### STATED PROBLEM
All of the material below is to be repeated exactly.

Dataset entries
____________________

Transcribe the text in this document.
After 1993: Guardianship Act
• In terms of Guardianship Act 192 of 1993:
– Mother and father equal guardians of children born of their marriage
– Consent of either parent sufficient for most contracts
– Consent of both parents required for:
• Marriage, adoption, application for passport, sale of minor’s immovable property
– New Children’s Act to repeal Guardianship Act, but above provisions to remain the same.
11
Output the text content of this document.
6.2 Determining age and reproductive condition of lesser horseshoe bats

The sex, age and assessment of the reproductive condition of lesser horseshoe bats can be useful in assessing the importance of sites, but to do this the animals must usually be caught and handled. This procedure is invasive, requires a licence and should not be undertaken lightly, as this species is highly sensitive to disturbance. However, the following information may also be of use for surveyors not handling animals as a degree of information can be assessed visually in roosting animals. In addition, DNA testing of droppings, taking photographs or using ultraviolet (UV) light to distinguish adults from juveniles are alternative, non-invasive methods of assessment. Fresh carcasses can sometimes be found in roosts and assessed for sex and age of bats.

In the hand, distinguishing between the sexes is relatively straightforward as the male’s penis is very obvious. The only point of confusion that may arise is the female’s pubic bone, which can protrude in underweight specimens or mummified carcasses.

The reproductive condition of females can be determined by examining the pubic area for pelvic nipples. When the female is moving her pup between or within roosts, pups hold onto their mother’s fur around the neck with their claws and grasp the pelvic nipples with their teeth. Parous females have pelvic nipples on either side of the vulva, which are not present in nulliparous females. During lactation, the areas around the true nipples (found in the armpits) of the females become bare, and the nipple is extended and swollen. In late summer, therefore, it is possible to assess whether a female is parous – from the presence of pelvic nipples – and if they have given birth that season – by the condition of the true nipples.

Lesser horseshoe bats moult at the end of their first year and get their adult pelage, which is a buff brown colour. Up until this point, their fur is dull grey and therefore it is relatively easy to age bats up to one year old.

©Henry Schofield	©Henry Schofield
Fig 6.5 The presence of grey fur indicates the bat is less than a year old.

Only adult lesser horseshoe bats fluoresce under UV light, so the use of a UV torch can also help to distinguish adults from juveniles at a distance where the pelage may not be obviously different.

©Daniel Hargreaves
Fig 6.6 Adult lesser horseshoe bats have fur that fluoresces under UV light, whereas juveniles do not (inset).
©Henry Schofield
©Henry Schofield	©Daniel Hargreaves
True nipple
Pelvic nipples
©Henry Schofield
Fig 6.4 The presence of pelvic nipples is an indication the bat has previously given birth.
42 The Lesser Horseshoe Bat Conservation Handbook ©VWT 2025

____________________

### FULL RESPONSE
Transcribe the text in this document.
After 1993: Guardianship Act
• In terms of Guardianship Act 192 of 1993:
– Mother and father equal guardians of children born of their marriage
– Consent of either parent sufficient for most contracts
– Consent of both parents required for:
• Marriage, adoption, application for passport, sale of minor’s immovable property
– New Children’s Act to repeal Guardianship Act, but above provisions to remain the same.
11
Output the text content of this document.
6.2 Determining age and reproductive condition of lesser horseshoe bats

The sex, age and assessment of the reproductive condition of lesser horseshoe bats can be useful in assessing the importance of sites, but to do this the animals must usually be caught and handled. This procedure is invasive, requires a licence and should not be undertaken lightly, as this species is highly sensitive to disturbance. However, the following information may also be of use for surveyors not handling animals as a degree of information can be assessed visually in roosting animals. In addition, DNA testing of droppings, taking photographs or using ultraviolet (UV) light to distinguish adults from juveniles are alternative, non-invasive methods of assessment. Fresh carcasses can sometimes be found in roosts and assessed for sex and age of bats.

In the hand, distinguishing between the sexes is relatively straightforward as the male’s penis is very obvious. The only point of confusion that may arise is the female’s pubic bone, which can protrude in underweight specimens or mummified carcasses.

The reproductive condition of females can be determined by examining the pubic area for pelvic nipples. When the female is moving her pup between or within roosts, pups hold onto their mother’s fur around the neck with their claws and grasp the pelvic nipples with their teeth. Parous females have pelvic nipples on either side of the vulva, which are not present in nulliparous females. During lactation, the areas around the true nipples (found in the armpits) of the females become bare, and the nipple is extended and swollen. In late summer, therefore, it is possible to assess whether a female is parous – from the presence of pelvic nipples – and if they have given birth that season – by the condition of the true nipples.

Lesser horseshoe bats moult at the end of their first year and get their adult pelage, which is a buff brown colour. Up until this point, their fur is dull grey and therefore it is relatively easy to age bats up to one year old.

©Henry Schofield	©Henry Schofield
Fig 6.5 The presence of grey fur indicates the bat is less than a year old.

Only adult lesser horseshoe bats fluoresce under UV light, so the use of a UV torch can also help to distinguish adults from juveniles at a distance where the pelage may not be obviously different.

©Daniel Hargreaves
Fig 6.6 Adult lesser horseshoe bats have fur that fluoresces under UV light, whereas juveniles do not (inset).
©Henry Schofield
©Henry Schofield	©Daniel Hargreaves
True nipple
Pelvic nipples
©Henry Schofield
Fig 6.4 The presence of pelvic nipples is an indication the bat has previously given birth.
42 The Lesser Horseshoe Bat Conservation Handbook ©VWT 2025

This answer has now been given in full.